Aim of the task ▸ Set down each record below precisely, skipping the pictures.

Supplied entries ▸
□ □ □ □ □
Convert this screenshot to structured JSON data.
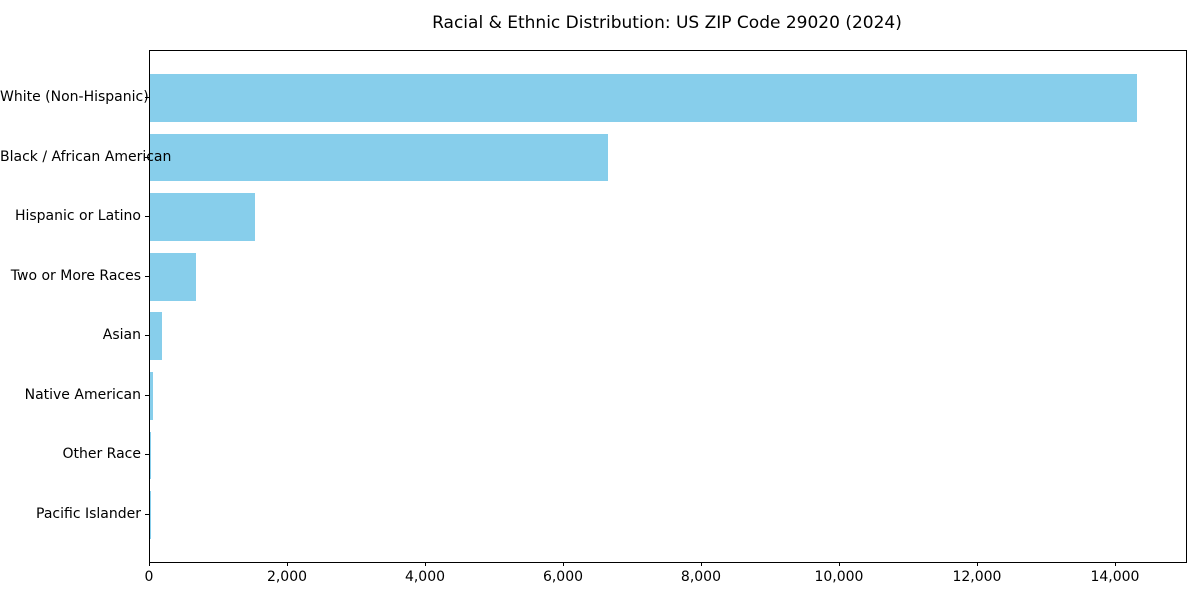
{
  "chart_data": {
    "type": "bar",
    "orientation": "horizontal",
    "title": "Racial & Ethnic Distribution: US ZIP Code 29020 (2024)",
    "xlabel": "",
    "ylabel": "",
    "categories": [
      "White (Non-Hispanic)",
      "Black / African American",
      "Hispanic or Latino",
      "Two or More Races",
      "Asian",
      "Native American",
      "Other Race",
      "Pacific Islander"
    ],
    "values": [
      14300,
      6640,
      1520,
      665,
      175,
      45,
      15,
      5
    ],
    "bar_color": "#87CEEB",
    "axis_color": "#000000",
    "text_color": "#000000",
    "xlim": [
      0,
      15015
    ],
    "x_ticks": [
      0,
      2000,
      4000,
      6000,
      8000,
      10000,
      12000,
      14000
    ],
    "x_tick_labels": [
      "0",
      "2,000",
      "4,000",
      "6,000",
      "8,000",
      "10,000",
      "12,000",
      "14,000"
    ],
    "grid": false,
    "legend": null
  }
}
□ □ □ □ □
Response to the exercise ▸
Convert this screenshot to structured JSON data.
{
  "chart_data": {
    "type": "bar",
    "orientation": "horizontal",
    "title": "Racial & Ethnic Distribution: US ZIP Code 29020 (2024)",
    "xlabel": "",
    "ylabel": "",
    "categories": [
      "White (Non-Hispanic)",
      "Black / African American",
      "Hispanic or Latino",
      "Two or More Races",
      "Asian",
      "Native American",
      "Other Race",
      "Pacific Islander"
    ],
    "values": [
      14300,
      6640,
      1520,
      665,
      175,
      45,
      15,
      5
    ],
    "bar_color": "#87CEEB",
    "axis_color": "#000000",
    "text_color": "#000000",
    "xlim": [
      0,
      15015
    ],
    "x_ticks": [
      0,
      2000,
      4000,
      6000,
      8000,
      10000,
      12000,
      14000
    ],
    "x_tick_labels": [
      "0",
      "2,000",
      "4,000",
      "6,000",
      "8,000",
      "10,000",
      "12,000",
      "14,000"
    ],
    "grid": false,
    "legend": null
  }
}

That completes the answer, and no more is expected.